**GOAL OF THE EXERCISE:** Find each line containing the string "السفينة". Copy it.
• • •
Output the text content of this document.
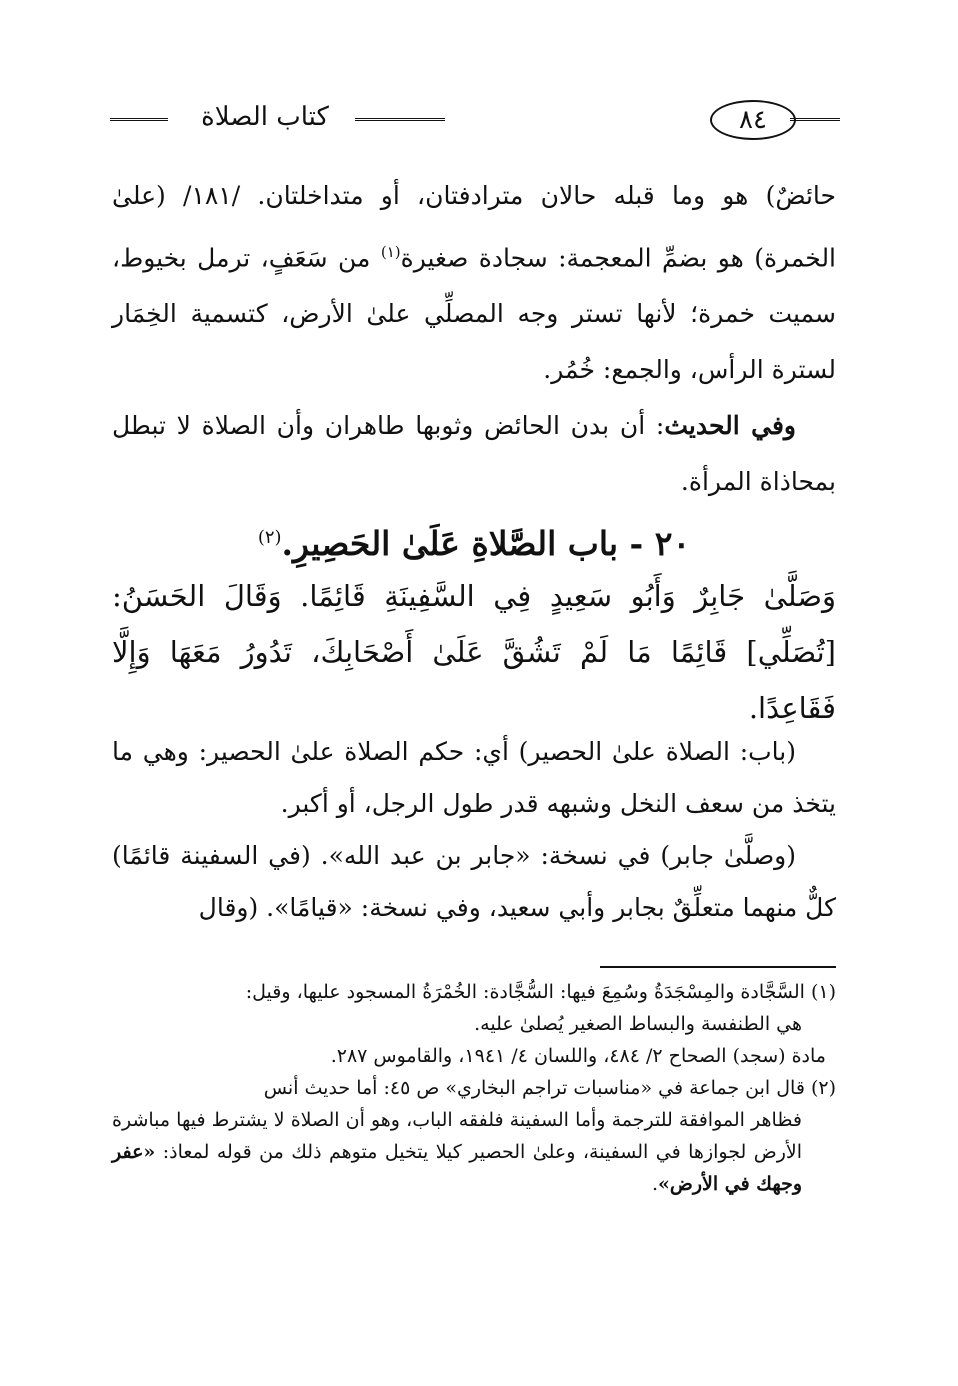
كتاب الصلاة	٨٤

حائضٌ) هو وما قبله حالان مترادفتان، أو متداخلتان. /١٨١/ (علىٰ الخمرة) هو بضمِّ المعجمة: سجادة صغيرة$^{(١)}$ من سَعَفٍ، ترمل بخيوط، سميت خمرة؛ لأنها تستر وجه المصلِّي علىٰ الأرض، كتسمية الخِمَار لسترة الرأس، والجمع: خُمُر.

وفي الحديث: أن بدن الحائض وثوبها طاهران وأن الصلاة لا تبطل بمحاذاة المرأة.

٢٠ - باب الصَّلاةِ عَلَىٰ الحَصِيرِ.$^{(٢)}$
وَصَلَّىٰ جَابِرٌ وَأَبُو سَعِيدٍ فِي السَّفِينَةِ قَائِمًا. وَقَالَ الحَسَنُ: [تُصَلِّي] قَائِمًا مَا لَمْ تَشُقَّ عَلَىٰ أَصْحَابِكَ، تَدُورُ مَعَهَا وَإِلَّا فَقَاعِدًا.

(باب: الصلاة علىٰ الحصير) أي: حكم الصلاة علىٰ الحصير: وهي ما يتخذ من سعف النخل وشبهه قدر طول الرجل، أو أكبر.

(وصلَّىٰ جابر) في نسخة: «جابر بن عبد الله». (في السفينة قائمًا) كلٌّ منهما متعلِّقٌ بجابر وأبي سعيد، وفي نسخة: «قيامًا». (وقال

(١) السَّجَّادة والمِسْجَدَةُ وسُمِعَ فيها: السُّجَّادة: الخُمْرَةُ المسجود عليها، وقيل:

هي الطنفسة والبساط الصغير يُصلىٰ عليه.

مادة (سجد) الصحاح ٢/ ٤٨٤، واللسان ٤/ ١٩٤١، والقاموس ٢٨٧.

(٢) قال ابن جماعة في «مناسبات تراجم البخاري» ص ٤٥: أما حديث أنس

فظاهر الموافقة للترجمة وأما السفينة فلفقه الباب، وهو أن الصلاة لا يشترط فيها مباشرة الأرض لجوازها في السفينة، وعلىٰ الحصير كيلا يتخيل متوهم ذلك من قوله لمعاذ: «عفر وجهك في الأرض».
• • •
**ANSWER FOR THE TASK:**
(وصلَّىٰ جابر) في نسخة: «جابر بن عبد الله». (في السفينة قائمًا) كلٌّ منهما متعلِّقٌ بجابر وأبي سعيد، وفي نسخة: «قيامًا». (وقال
فظاهر الموافقة للترجمة وأما السفينة فلفقه الباب، وهو أن الصلاة لا يشترط فيها مباشرة الأرض لجوازها في السفينة، وعلىٰ الحصير كيلا يتخيل متوهم ذلك من قوله لمعاذ: «عفر وجهك في الأرض».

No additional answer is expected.